__What to produce__. Retype the records that come next, word for word.

__Listed entries__.
————————
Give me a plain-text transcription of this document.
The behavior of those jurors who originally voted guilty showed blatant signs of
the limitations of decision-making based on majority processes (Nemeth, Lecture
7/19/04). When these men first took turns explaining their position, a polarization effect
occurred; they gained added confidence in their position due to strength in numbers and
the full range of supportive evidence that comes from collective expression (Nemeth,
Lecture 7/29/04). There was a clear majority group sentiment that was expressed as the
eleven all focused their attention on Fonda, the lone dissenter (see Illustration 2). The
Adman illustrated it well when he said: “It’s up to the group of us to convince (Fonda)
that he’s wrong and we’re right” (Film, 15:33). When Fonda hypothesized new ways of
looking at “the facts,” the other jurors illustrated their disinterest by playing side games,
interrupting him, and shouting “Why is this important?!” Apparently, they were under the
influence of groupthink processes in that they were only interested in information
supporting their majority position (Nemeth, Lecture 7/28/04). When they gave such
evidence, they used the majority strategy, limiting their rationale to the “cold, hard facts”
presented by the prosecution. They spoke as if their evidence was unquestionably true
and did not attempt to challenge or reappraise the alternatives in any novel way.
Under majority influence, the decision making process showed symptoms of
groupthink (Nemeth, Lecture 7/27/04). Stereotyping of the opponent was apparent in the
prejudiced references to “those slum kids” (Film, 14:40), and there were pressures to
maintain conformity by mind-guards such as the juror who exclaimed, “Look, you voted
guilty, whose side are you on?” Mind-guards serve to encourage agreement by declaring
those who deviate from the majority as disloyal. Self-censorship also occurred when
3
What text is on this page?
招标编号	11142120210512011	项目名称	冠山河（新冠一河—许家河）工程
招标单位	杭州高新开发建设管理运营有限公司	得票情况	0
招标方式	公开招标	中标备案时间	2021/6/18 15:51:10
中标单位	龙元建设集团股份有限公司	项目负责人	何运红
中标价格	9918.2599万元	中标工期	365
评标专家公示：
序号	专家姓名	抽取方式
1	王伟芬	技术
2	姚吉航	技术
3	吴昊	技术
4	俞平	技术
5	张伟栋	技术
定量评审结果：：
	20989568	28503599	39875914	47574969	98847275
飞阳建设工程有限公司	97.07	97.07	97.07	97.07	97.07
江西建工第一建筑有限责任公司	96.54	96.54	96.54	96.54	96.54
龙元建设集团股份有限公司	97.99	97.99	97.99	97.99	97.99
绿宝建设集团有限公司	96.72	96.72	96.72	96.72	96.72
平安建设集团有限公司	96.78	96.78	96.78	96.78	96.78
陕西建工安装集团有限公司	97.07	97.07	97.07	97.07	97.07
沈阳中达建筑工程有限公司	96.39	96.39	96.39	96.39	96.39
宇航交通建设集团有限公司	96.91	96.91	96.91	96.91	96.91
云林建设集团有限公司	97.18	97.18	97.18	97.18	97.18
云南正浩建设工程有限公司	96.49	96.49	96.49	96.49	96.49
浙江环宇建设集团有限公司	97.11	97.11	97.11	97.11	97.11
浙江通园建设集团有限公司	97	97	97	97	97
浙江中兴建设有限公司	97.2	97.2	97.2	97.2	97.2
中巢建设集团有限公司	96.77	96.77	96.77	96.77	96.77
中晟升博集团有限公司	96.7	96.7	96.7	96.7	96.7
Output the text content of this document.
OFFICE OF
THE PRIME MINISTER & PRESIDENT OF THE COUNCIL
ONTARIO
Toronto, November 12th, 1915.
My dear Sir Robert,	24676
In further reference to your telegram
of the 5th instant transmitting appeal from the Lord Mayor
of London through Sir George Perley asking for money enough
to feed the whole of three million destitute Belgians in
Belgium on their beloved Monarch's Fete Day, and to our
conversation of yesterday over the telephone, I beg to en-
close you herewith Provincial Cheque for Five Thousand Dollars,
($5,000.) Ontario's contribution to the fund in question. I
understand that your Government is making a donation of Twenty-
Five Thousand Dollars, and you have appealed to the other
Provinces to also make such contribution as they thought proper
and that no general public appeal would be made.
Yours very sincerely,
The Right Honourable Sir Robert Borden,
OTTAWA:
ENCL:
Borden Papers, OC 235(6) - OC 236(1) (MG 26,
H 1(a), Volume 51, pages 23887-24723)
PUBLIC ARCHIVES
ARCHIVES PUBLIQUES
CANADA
————————
__Reply to the exercise__.
Give me a plain-text transcription of this document.
The behavior of those jurors who originally voted guilty showed blatant signs of
the limitations of decision-making based on majority processes (Nemeth, Lecture
7/19/04). When these men first took turns explaining their position, a polarization effect
occurred; they gained added confidence in their position due to strength in numbers and
the full range of supportive evidence that comes from collective expression (Nemeth,
Lecture 7/29/04). There was a clear majority group sentiment that was expressed as the
eleven all focused their attention on Fonda, the lone dissenter (see Illustration 2). The
Adman illustrated it well when he said: “It’s up to the group of us to convince (Fonda)
that he’s wrong and we’re right” (Film, 15:33). When Fonda hypothesized new ways of
looking at “the facts,” the other jurors illustrated their disinterest by playing side games,
interrupting him, and shouting “Why is this important?!” Apparently, they were under the
influence of groupthink processes in that they were only interested in information
supporting their majority position (Nemeth, Lecture 7/28/04). When they gave such
evidence, they used the majority strategy, limiting their rationale to the “cold, hard facts”
presented by the prosecution. They spoke as if their evidence was unquestionably true
and did not attempt to challenge or reappraise the alternatives in any novel way.
Under majority influence, the decision making process showed symptoms of
groupthink (Nemeth, Lecture 7/27/04). Stereotyping of the opponent was apparent in the
prejudiced references to “those slum kids” (Film, 14:40), and there were pressures to
maintain conformity by mind-guards such as the juror who exclaimed, “Look, you voted
guilty, whose side are you on?” Mind-guards serve to encourage agreement by declaring
those who deviate from the majority as disloyal. Self-censorship also occurred when
3
What text is on this page?
招标编号	11142120210512011	项目名称	冠山河（新冠一河—许家河）工程
招标单位	杭州高新开发建设管理运营有限公司	得票情况	0
招标方式	公开招标	中标备案时间	2021/6/18 15:51:10
中标单位	龙元建设集团股份有限公司	项目负责人	何运红
中标价格	9918.2599万元	中标工期	365
评标专家公示：
序号	专家姓名	抽取方式
1	王伟芬	技术
2	姚吉航	技术
3	吴昊	技术
4	俞平	技术
5	张伟栋	技术
定量评审结果：：
	20989568	28503599	39875914	47574969	98847275
飞阳建设工程有限公司	97.07	97.07	97.07	97.07	97.07
江西建工第一建筑有限责任公司	96.54	96.54	96.54	96.54	96.54
龙元建设集团股份有限公司	97.99	97.99	97.99	97.99	97.99
绿宝建设集团有限公司	96.72	96.72	96.72	96.72	96.72
平安建设集团有限公司	96.78	96.78	96.78	96.78	96.78
陕西建工安装集团有限公司	97.07	97.07	97.07	97.07	97.07
沈阳中达建筑工程有限公司	96.39	96.39	96.39	96.39	96.39
宇航交通建设集团有限公司	96.91	96.91	96.91	96.91	96.91
云林建设集团有限公司	97.18	97.18	97.18	97.18	97.18
云南正浩建设工程有限公司	96.49	96.49	96.49	96.49	96.49
浙江环宇建设集团有限公司	97.11	97.11	97.11	97.11	97.11
浙江通园建设集团有限公司	97	97	97	97	97
浙江中兴建设有限公司	97.2	97.2	97.2	97.2	97.2
中巢建设集团有限公司	96.77	96.77	96.77	96.77	96.77
中晟升博集团有限公司	96.7	96.7	96.7	96.7	96.7
Output the text content of this document.
OFFICE OF
THE PRIME MINISTER & PRESIDENT OF THE COUNCIL
ONTARIO
Toronto, November 12th, 1915.
My dear Sir Robert,	24676
In further reference to your telegram
of the 5th instant transmitting appeal from the Lord Mayor
of London through Sir George Perley asking for money enough
to feed the whole of three million destitute Belgians in
Belgium on their beloved Monarch's Fete Day, and to our
conversation of yesterday over the telephone, I beg to en-
close you herewith Provincial Cheque for Five Thousand Dollars,
($5,000.) Ontario's contribution to the fund in question. I
understand that your Government is making a donation of Twenty-
Five Thousand Dollars, and you have appealed to the other
Provinces to also make such contribution as they thought proper
and that no general public appeal would be made.
Yours very sincerely,
The Right Honourable Sir Robert Borden,
OTTAWA:
ENCL:
Borden Papers, OC 235(6) - OC 236(1) (MG 26,
H 1(a), Volume 51, pages 23887-24723)
PUBLIC ARCHIVES
ARCHIVES PUBLIQUES
CANADA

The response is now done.